Write out all the lines again, precisely as they stand, but without the images.

[start Entries provided]

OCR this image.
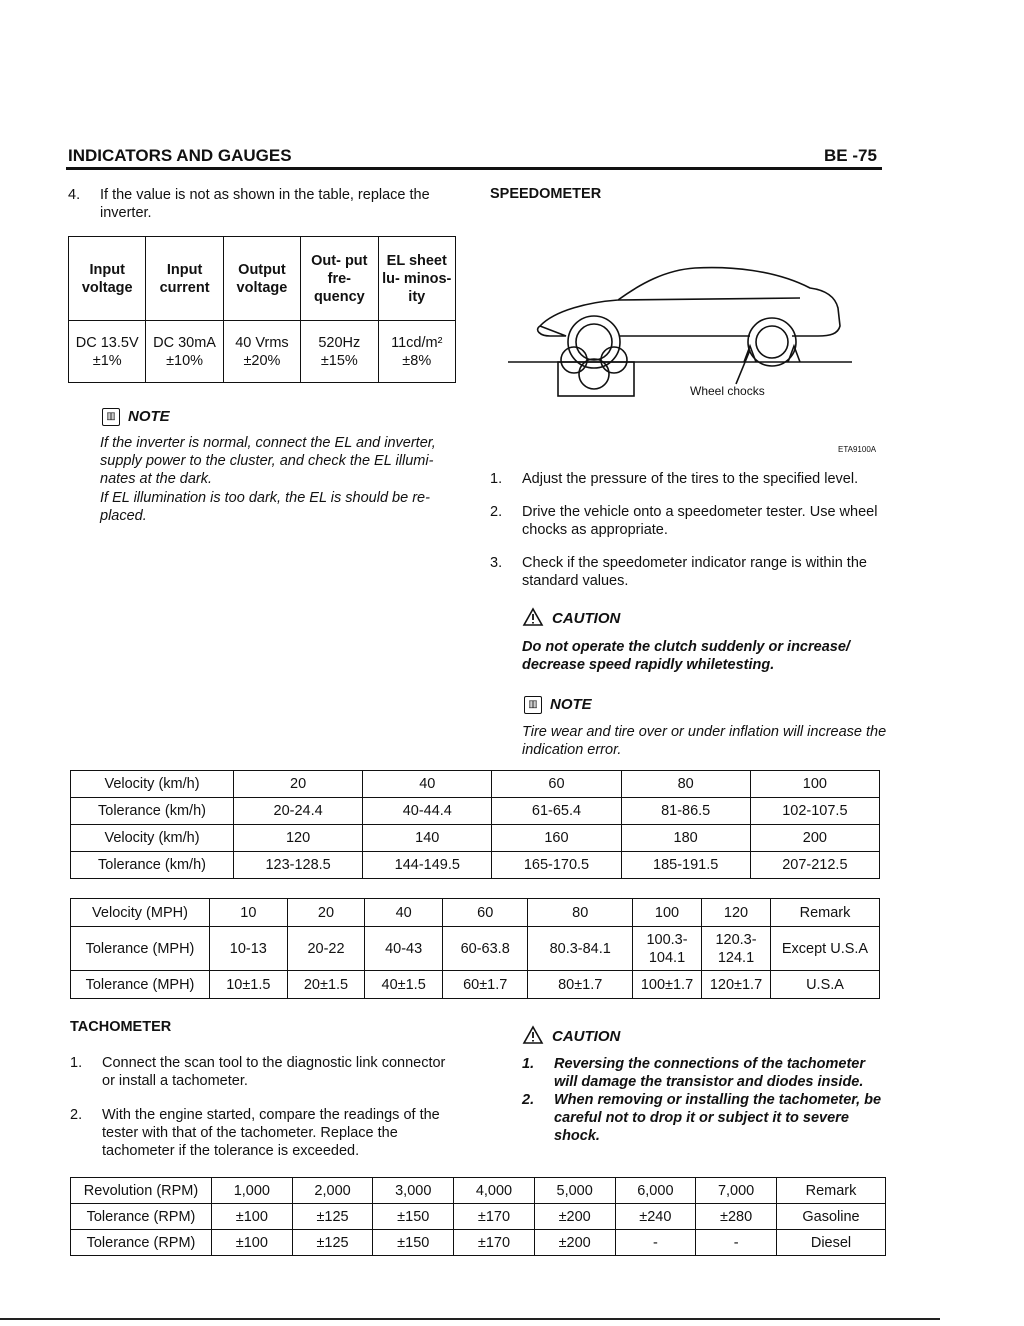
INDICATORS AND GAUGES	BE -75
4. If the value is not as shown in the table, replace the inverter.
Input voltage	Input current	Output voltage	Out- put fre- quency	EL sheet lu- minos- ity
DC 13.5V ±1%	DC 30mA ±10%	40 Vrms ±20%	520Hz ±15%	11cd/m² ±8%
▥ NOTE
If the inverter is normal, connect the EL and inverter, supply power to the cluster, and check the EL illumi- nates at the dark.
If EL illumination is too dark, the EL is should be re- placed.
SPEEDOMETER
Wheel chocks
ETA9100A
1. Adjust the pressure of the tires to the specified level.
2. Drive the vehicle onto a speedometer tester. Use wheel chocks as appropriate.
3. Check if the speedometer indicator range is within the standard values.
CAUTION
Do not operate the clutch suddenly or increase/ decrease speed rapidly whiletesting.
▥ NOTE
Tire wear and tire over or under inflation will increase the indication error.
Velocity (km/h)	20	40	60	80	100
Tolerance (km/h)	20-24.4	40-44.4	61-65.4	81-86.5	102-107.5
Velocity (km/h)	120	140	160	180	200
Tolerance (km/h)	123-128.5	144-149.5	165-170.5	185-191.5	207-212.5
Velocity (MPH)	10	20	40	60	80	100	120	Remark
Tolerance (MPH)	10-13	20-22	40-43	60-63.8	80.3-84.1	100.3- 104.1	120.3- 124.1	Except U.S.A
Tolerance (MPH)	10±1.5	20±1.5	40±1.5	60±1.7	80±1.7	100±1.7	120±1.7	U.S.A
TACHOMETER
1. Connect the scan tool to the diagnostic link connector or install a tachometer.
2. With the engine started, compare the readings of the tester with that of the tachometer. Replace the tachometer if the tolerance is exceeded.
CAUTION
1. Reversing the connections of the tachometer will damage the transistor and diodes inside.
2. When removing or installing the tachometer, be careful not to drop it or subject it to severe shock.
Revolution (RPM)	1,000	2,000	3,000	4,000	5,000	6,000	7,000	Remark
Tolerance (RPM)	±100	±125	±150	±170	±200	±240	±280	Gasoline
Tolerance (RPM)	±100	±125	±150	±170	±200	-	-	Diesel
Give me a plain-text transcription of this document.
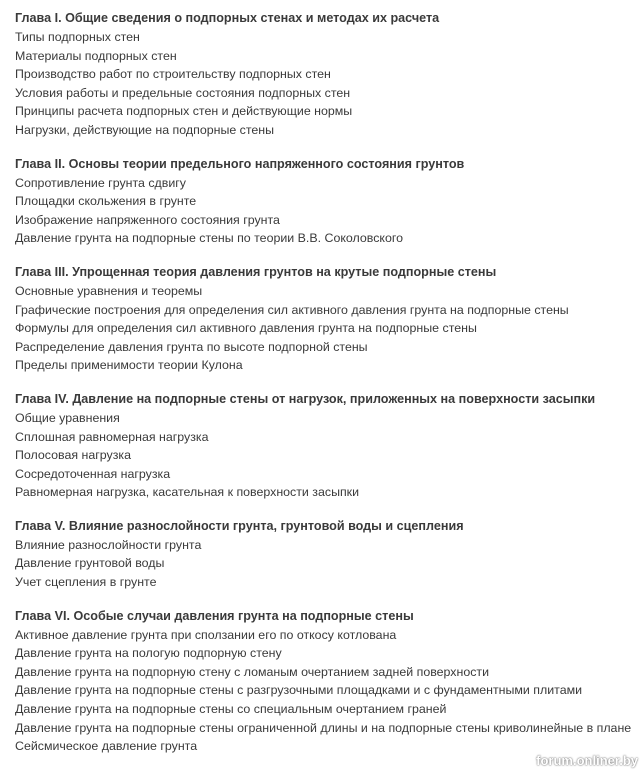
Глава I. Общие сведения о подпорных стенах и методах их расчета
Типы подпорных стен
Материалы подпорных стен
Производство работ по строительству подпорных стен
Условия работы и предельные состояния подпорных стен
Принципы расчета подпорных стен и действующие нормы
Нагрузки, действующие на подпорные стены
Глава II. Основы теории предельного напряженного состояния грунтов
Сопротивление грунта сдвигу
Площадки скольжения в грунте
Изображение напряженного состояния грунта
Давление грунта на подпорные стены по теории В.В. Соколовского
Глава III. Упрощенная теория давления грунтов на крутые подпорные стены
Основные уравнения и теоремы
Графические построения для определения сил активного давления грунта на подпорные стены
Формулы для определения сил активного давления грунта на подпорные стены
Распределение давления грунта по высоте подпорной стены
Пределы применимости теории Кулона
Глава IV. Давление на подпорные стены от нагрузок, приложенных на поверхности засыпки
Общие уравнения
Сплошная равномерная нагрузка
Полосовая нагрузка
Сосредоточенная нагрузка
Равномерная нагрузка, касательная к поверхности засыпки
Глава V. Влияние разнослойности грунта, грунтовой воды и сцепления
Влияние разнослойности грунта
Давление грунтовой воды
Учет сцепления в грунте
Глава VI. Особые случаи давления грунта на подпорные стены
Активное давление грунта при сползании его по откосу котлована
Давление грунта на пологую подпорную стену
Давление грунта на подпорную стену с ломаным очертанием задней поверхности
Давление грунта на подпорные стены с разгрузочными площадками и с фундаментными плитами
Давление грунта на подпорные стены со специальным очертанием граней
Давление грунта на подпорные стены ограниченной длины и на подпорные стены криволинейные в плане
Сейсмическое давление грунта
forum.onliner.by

[end Entries provided]

__Expected output__:
OCR this image.
INDICATORS AND GAUGES	BE -75
4. If the value is not as shown in the table, replace the inverter.
Input voltage	Input current	Output voltage	Out- put fre- quency	EL sheet lu- minos- ity
DC 13.5V ±1%	DC 30mA ±10%	40 Vrms ±20%	520Hz ±15%	11cd/m² ±8%
▥ NOTE
If the inverter is normal, connect the EL and inverter, supply power to the cluster, and check the EL illumi- nates at the dark.
If EL illumination is too dark, the EL is should be re- placed.
SPEEDOMETER
Wheel chocks
ETA9100A
1. Adjust the pressure of the tires to the specified level.
2. Drive the vehicle onto a speedometer tester. Use wheel chocks as appropriate.
3. Check if the speedometer indicator range is within the standard values.
CAUTION
Do not operate the clutch suddenly or increase/ decrease speed rapidly whiletesting.
▥ NOTE
Tire wear and tire over or under inflation will increase the indication error.
Velocity (km/h)	20	40	60	80	100
Tolerance (km/h)	20-24.4	40-44.4	61-65.4	81-86.5	102-107.5
Velocity (km/h)	120	140	160	180	200
Tolerance (km/h)	123-128.5	144-149.5	165-170.5	185-191.5	207-212.5
Velocity (MPH)	10	20	40	60	80	100	120	Remark
Tolerance (MPH)	10-13	20-22	40-43	60-63.8	80.3-84.1	100.3- 104.1	120.3- 124.1	Except U.S.A
Tolerance (MPH)	10±1.5	20±1.5	40±1.5	60±1.7	80±1.7	100±1.7	120±1.7	U.S.A
TACHOMETER
1. Connect the scan tool to the diagnostic link connector or install a tachometer.
2. With the engine started, compare the readings of the tester with that of the tachometer. Replace the tachometer if the tolerance is exceeded.
CAUTION
1. Reversing the connections of the tachometer will damage the transistor and diodes inside.
2. When removing or installing the tachometer, be careful not to drop it or subject it to severe shock.
Revolution (RPM)	1,000	2,000	3,000	4,000	5,000	6,000	7,000	Remark
Tolerance (RPM)	±100	±125	±150	±170	±200	±240	±280	Gasoline
Tolerance (RPM)	±100	±125	±150	±170	±200	-	-	Diesel
Give me a plain-text transcription of this document.
Глава I. Общие сведения о подпорных стенах и методах их расчета
Типы подпорных стен
Материалы подпорных стен
Производство работ по строительству подпорных стен
Условия работы и предельные состояния подпорных стен
Принципы расчета подпорных стен и действующие нормы
Нагрузки, действующие на подпорные стены
Глава II. Основы теории предельного напряженного состояния грунтов
Сопротивление грунта сдвигу
Площадки скольжения в грунте
Изображение напряженного состояния грунта
Давление грунта на подпорные стены по теории В.В. Соколовского
Глава III. Упрощенная теория давления грунтов на крутые подпорные стены
Основные уравнения и теоремы
Графические построения для определения сил активного давления грунта на подпорные стены
Формулы для определения сил активного давления грунта на подпорные стены
Распределение давления грунта по высоте подпорной стены
Пределы применимости теории Кулона
Глава IV. Давление на подпорные стены от нагрузок, приложенных на поверхности засыпки
Общие уравнения
Сплошная равномерная нагрузка
Полосовая нагрузка
Сосредоточенная нагрузка
Равномерная нагрузка, касательная к поверхности засыпки
Глава V. Влияние разнослойности грунта, грунтовой воды и сцепления
Влияние разнослойности грунта
Давление грунтовой воды
Учет сцепления в грунте
Глава VI. Особые случаи давления грунта на подпорные стены
Активное давление грунта при сползании его по откосу котлована
Давление грунта на пологую подпорную стену
Давление грунта на подпорную стену с ломаным очертанием задней поверхности
Давление грунта на подпорные стены с разгрузочными площадками и с фундаментными плитами
Давление грунта на подпорные стены со специальным очертанием граней
Давление грунта на подпорные стены ограниченной длины и на подпорные стены криволинейные в плане
Сейсмическое давление грунта
forum.onliner.by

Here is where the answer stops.